Instruction ▸ Write out all of the records precisely. Skip anything that is a picture.

>> begin Listing

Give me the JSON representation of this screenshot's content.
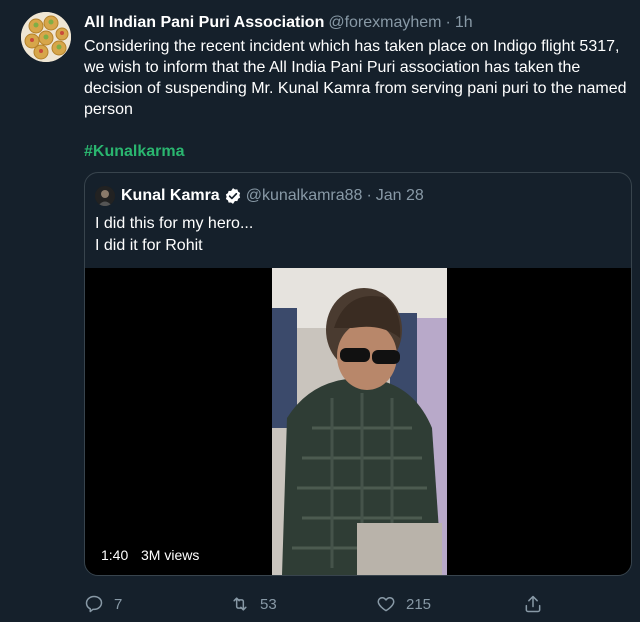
{
  "tweet": {
    "name": "All Indian Pani Puri Association",
    "handle": "@forexmayhem",
    "separator": "·",
    "time": "1h",
    "text": "Considering the recent incident which has taken place on Indigo flight 5317, we wish to inform that the All India Pani Puri association has taken the decision of suspending Mr. Kunal Kamra from serving pani puri to the named person",
    "hashtag": "#Kunalkarma"
  },
  "quote": {
    "name": "Kunal Kamra",
    "handle": "@kunalkamra88",
    "separator": "·",
    "date": "Jan 28",
    "text": "I did this for my hero...\nI did it for Rohit",
    "video": {
      "duration": "1:40",
      "views": "3M views"
    }
  },
  "actions": {
    "reply_count": "7",
    "retweet_count": "53",
    "like_count": "215"
  },
  "colors": {
    "background": "#15202b",
    "hashtag": "#2ab56f",
    "muted": "#8899a6",
    "verified": "#ffffff"
  },
  "icons": [
    "reply-icon",
    "retweet-icon",
    "like-icon",
    "share-icon",
    "verified-badge-icon"
  ]
}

>> end Listing

Result for this task ▸
Give me the JSON representation of this screenshot's content.
{
  "tweet": {
    "name": "All Indian Pani Puri Association",
    "handle": "@forexmayhem",
    "separator": "·",
    "time": "1h",
    "text": "Considering the recent incident which has taken place on Indigo flight 5317, we wish to inform that the All India Pani Puri association has taken the decision of suspending Mr. Kunal Kamra from serving pani puri to the named person",
    "hashtag": "#Kunalkarma"
  },
  "quote": {
    "name": "Kunal Kamra",
    "handle": "@kunalkamra88",
    "separator": "·",
    "date": "Jan 28",
    "text": "I did this for my hero...\nI did it for Rohit",
    "video": {
      "duration": "1:40",
      "views": "3M views"
    }
  },
  "actions": {
    "reply_count": "7",
    "retweet_count": "53",
    "like_count": "215"
  },
  "colors": {
    "background": "#15202b",
    "hashtag": "#2ab56f",
    "muted": "#8899a6",
    "verified": "#ffffff"
  },
  "icons": [
    "reply-icon",
    "retweet-icon",
    "like-icon",
    "share-icon",
    "verified-badge-icon"
  ]
}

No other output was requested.